Task goal
Transcribe the full listing below exactly.

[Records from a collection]
((
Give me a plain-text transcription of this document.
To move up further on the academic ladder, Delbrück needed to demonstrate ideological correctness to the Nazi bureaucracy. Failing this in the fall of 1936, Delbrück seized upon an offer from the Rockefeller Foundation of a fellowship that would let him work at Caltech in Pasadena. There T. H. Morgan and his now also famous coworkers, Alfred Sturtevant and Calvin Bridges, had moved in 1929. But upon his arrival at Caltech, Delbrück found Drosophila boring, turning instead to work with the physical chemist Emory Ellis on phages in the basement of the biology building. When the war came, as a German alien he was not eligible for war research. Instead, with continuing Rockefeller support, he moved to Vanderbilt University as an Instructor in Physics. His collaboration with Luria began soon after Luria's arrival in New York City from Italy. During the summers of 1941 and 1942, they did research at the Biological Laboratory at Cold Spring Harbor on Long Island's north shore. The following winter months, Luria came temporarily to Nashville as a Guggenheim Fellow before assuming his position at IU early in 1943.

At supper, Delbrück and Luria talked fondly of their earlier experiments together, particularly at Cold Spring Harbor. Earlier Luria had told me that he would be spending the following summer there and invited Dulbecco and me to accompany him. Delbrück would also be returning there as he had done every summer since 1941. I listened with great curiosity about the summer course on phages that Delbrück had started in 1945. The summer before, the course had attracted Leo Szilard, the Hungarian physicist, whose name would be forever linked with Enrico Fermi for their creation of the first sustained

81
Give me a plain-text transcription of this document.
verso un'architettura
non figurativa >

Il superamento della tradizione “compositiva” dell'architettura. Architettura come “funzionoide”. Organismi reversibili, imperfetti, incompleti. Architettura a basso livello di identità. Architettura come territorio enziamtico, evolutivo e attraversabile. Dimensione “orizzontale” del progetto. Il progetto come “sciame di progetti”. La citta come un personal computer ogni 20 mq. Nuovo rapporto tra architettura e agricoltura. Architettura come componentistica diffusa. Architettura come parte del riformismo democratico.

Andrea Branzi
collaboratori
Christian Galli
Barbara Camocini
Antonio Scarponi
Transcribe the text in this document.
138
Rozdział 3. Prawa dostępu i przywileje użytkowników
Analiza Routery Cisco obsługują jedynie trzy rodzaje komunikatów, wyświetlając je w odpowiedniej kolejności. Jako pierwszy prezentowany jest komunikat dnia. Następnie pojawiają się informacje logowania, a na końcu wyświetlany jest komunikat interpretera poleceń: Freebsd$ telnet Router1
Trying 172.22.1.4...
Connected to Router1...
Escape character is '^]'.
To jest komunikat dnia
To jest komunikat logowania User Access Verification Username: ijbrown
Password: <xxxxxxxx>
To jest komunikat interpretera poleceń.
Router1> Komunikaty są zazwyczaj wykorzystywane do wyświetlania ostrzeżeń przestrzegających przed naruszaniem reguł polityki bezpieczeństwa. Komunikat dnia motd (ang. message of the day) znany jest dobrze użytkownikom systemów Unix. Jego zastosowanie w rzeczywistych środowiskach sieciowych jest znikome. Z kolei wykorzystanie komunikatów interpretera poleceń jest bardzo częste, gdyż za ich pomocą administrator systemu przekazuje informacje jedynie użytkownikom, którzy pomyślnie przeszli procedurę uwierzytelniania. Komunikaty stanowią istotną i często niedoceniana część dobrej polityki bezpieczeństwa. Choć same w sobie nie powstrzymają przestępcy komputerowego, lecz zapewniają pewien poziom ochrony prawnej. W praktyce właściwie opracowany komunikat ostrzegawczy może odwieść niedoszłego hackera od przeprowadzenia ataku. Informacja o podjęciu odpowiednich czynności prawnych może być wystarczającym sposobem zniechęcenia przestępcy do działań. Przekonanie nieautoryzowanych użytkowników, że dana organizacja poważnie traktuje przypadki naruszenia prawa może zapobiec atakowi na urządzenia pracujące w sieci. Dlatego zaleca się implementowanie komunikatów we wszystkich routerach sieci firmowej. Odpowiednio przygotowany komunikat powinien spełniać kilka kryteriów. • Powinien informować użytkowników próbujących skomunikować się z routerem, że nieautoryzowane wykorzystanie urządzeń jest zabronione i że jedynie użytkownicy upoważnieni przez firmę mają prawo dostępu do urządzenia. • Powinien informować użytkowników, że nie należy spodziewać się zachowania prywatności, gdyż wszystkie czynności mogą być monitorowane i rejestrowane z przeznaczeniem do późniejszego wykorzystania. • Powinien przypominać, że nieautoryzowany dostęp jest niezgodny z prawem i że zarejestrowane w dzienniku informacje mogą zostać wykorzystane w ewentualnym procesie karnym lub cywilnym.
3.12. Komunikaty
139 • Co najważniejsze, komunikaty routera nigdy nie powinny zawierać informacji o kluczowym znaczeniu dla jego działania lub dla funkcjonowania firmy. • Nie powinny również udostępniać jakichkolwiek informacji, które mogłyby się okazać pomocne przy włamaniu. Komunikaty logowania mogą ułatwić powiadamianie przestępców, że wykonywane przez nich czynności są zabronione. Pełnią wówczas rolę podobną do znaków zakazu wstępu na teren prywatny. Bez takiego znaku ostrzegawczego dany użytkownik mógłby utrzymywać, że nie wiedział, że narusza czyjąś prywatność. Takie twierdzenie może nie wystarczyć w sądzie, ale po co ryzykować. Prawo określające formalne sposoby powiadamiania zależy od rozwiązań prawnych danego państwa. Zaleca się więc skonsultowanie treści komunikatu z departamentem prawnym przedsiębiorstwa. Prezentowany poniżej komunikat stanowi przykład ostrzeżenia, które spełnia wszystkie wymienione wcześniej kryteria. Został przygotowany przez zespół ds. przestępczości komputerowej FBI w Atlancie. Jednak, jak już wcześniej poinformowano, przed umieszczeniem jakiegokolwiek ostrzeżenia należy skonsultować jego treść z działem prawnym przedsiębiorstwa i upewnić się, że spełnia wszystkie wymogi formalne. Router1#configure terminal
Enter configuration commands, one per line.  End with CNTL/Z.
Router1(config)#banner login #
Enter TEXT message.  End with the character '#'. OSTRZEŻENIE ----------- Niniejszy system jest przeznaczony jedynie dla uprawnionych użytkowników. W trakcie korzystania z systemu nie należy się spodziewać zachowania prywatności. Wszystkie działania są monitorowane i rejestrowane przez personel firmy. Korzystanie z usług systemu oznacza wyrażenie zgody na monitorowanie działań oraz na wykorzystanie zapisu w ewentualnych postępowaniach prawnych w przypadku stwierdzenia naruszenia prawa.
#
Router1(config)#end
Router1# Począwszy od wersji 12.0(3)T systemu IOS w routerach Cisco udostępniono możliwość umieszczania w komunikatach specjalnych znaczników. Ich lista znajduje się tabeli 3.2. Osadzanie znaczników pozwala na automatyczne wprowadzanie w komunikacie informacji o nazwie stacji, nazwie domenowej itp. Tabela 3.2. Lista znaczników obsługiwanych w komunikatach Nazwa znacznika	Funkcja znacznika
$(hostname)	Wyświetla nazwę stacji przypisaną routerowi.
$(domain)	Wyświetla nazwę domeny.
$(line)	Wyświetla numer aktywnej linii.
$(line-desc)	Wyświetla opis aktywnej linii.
))
Written solution
Give me a plain-text transcription of this document.
To move up further on the academic ladder, Delbrück needed to demonstrate ideological correctness to the Nazi bureaucracy. Failing this in the fall of 1936, Delbrück seized upon an offer from the Rockefeller Foundation of a fellowship that would let him work at Caltech in Pasadena. There T. H. Morgan and his now also famous coworkers, Alfred Sturtevant and Calvin Bridges, had moved in 1929. But upon his arrival at Caltech, Delbrück found Drosophila boring, turning instead to work with the physical chemist Emory Ellis on phages in the basement of the biology building. When the war came, as a German alien he was not eligible for war research. Instead, with continuing Rockefeller support, he moved to Vanderbilt University as an Instructor in Physics. His collaboration with Luria began soon after Luria's arrival in New York City from Italy. During the summers of 1941 and 1942, they did research at the Biological Laboratory at Cold Spring Harbor on Long Island's north shore. The following winter months, Luria came temporarily to Nashville as a Guggenheim Fellow before assuming his position at IU early in 1943.

At supper, Delbrück and Luria talked fondly of their earlier experiments together, particularly at Cold Spring Harbor. Earlier Luria had told me that he would be spending the following summer there and invited Dulbecco and me to accompany him. Delbrück would also be returning there as he had done every summer since 1941. I listened with great curiosity about the summer course on phages that Delbrück had started in 1945. The summer before, the course had attracted Leo Szilard, the Hungarian physicist, whose name would be forever linked with Enrico Fermi for their creation of the first sustained

81
Give me a plain-text transcription of this document.
verso un'architettura
non figurativa >

Il superamento della tradizione “compositiva” dell'architettura. Architettura come “funzionoide”. Organismi reversibili, imperfetti, incompleti. Architettura a basso livello di identità. Architettura come territorio enziamtico, evolutivo e attraversabile. Dimensione “orizzontale” del progetto. Il progetto come “sciame di progetti”. La citta come un personal computer ogni 20 mq. Nuovo rapporto tra architettura e agricoltura. Architettura come componentistica diffusa. Architettura come parte del riformismo democratico.

Andrea Branzi
collaboratori
Christian Galli
Barbara Camocini
Antonio Scarponi
Transcribe the text in this document.
138
Rozdział 3. Prawa dostępu i przywileje użytkowników
Analiza Routery Cisco obsługują jedynie trzy rodzaje komunikatów, wyświetlając je w odpowiedniej kolejności. Jako pierwszy prezentowany jest komunikat dnia. Następnie pojawiają się informacje logowania, a na końcu wyświetlany jest komunikat interpretera poleceń: Freebsd$ telnet Router1
Trying 172.22.1.4...
Connected to Router1...
Escape character is '^]'.
To jest komunikat dnia
To jest komunikat logowania User Access Verification Username: ijbrown
Password: <xxxxxxxx>
To jest komunikat interpretera poleceń.
Router1> Komunikaty są zazwyczaj wykorzystywane do wyświetlania ostrzeżeń przestrzegających przed naruszaniem reguł polityki bezpieczeństwa. Komunikat dnia motd (ang. message of the day) znany jest dobrze użytkownikom systemów Unix. Jego zastosowanie w rzeczywistych środowiskach sieciowych jest znikome. Z kolei wykorzystanie komunikatów interpretera poleceń jest bardzo częste, gdyż za ich pomocą administrator systemu przekazuje informacje jedynie użytkownikom, którzy pomyślnie przeszli procedurę uwierzytelniania. Komunikaty stanowią istotną i często niedoceniana część dobrej polityki bezpieczeństwa. Choć same w sobie nie powstrzymają przestępcy komputerowego, lecz zapewniają pewien poziom ochrony prawnej. W praktyce właściwie opracowany komunikat ostrzegawczy może odwieść niedoszłego hackera od przeprowadzenia ataku. Informacja o podjęciu odpowiednich czynności prawnych może być wystarczającym sposobem zniechęcenia przestępcy do działań. Przekonanie nieautoryzowanych użytkowników, że dana organizacja poważnie traktuje przypadki naruszenia prawa może zapobiec atakowi na urządzenia pracujące w sieci. Dlatego zaleca się implementowanie komunikatów we wszystkich routerach sieci firmowej. Odpowiednio przygotowany komunikat powinien spełniać kilka kryteriów. • Powinien informować użytkowników próbujących skomunikować się z routerem, że nieautoryzowane wykorzystanie urządzeń jest zabronione i że jedynie użytkownicy upoważnieni przez firmę mają prawo dostępu do urządzenia. • Powinien informować użytkowników, że nie należy spodziewać się zachowania prywatności, gdyż wszystkie czynności mogą być monitorowane i rejestrowane z przeznaczeniem do późniejszego wykorzystania. • Powinien przypominać, że nieautoryzowany dostęp jest niezgodny z prawem i że zarejestrowane w dzienniku informacje mogą zostać wykorzystane w ewentualnym procesie karnym lub cywilnym.
3.12. Komunikaty
139 • Co najważniejsze, komunikaty routera nigdy nie powinny zawierać informacji o kluczowym znaczeniu dla jego działania lub dla funkcjonowania firmy. • Nie powinny również udostępniać jakichkolwiek informacji, które mogłyby się okazać pomocne przy włamaniu. Komunikaty logowania mogą ułatwić powiadamianie przestępców, że wykonywane przez nich czynności są zabronione. Pełnią wówczas rolę podobną do znaków zakazu wstępu na teren prywatny. Bez takiego znaku ostrzegawczego dany użytkownik mógłby utrzymywać, że nie wiedział, że narusza czyjąś prywatność. Takie twierdzenie może nie wystarczyć w sądzie, ale po co ryzykować. Prawo określające formalne sposoby powiadamiania zależy od rozwiązań prawnych danego państwa. Zaleca się więc skonsultowanie treści komunikatu z departamentem prawnym przedsiębiorstwa. Prezentowany poniżej komunikat stanowi przykład ostrzeżenia, które spełnia wszystkie wymienione wcześniej kryteria. Został przygotowany przez zespół ds. przestępczości komputerowej FBI w Atlancie. Jednak, jak już wcześniej poinformowano, przed umieszczeniem jakiegokolwiek ostrzeżenia należy skonsultować jego treść z działem prawnym przedsiębiorstwa i upewnić się, że spełnia wszystkie wymogi formalne. Router1#configure terminal
Enter configuration commands, one per line.  End with CNTL/Z.
Router1(config)#banner login #
Enter TEXT message.  End with the character '#'. OSTRZEŻENIE ----------- Niniejszy system jest przeznaczony jedynie dla uprawnionych użytkowników. W trakcie korzystania z systemu nie należy się spodziewać zachowania prywatności. Wszystkie działania są monitorowane i rejestrowane przez personel firmy. Korzystanie z usług systemu oznacza wyrażenie zgody na monitorowanie działań oraz na wykorzystanie zapisu w ewentualnych postępowaniach prawnych w przypadku stwierdzenia naruszenia prawa.
#
Router1(config)#end
Router1# Począwszy od wersji 12.0(3)T systemu IOS w routerach Cisco udostępniono możliwość umieszczania w komunikatach specjalnych znaczników. Ich lista znajduje się tabeli 3.2. Osadzanie znaczników pozwala na automatyczne wprowadzanie w komunikacie informacji o nazwie stacji, nazwie domenowej itp. Tabela 3.2. Lista znaczników obsługiwanych w komunikatach Nazwa znacznika	Funkcja znacznika
$(hostname)	Wyświetla nazwę stacji przypisaną routerowi.
$(domain)	Wyświetla nazwę domeny.
$(line)	Wyświetla numer aktywnej linii.
$(line-desc)	Wyświetla opis aktywnej linii.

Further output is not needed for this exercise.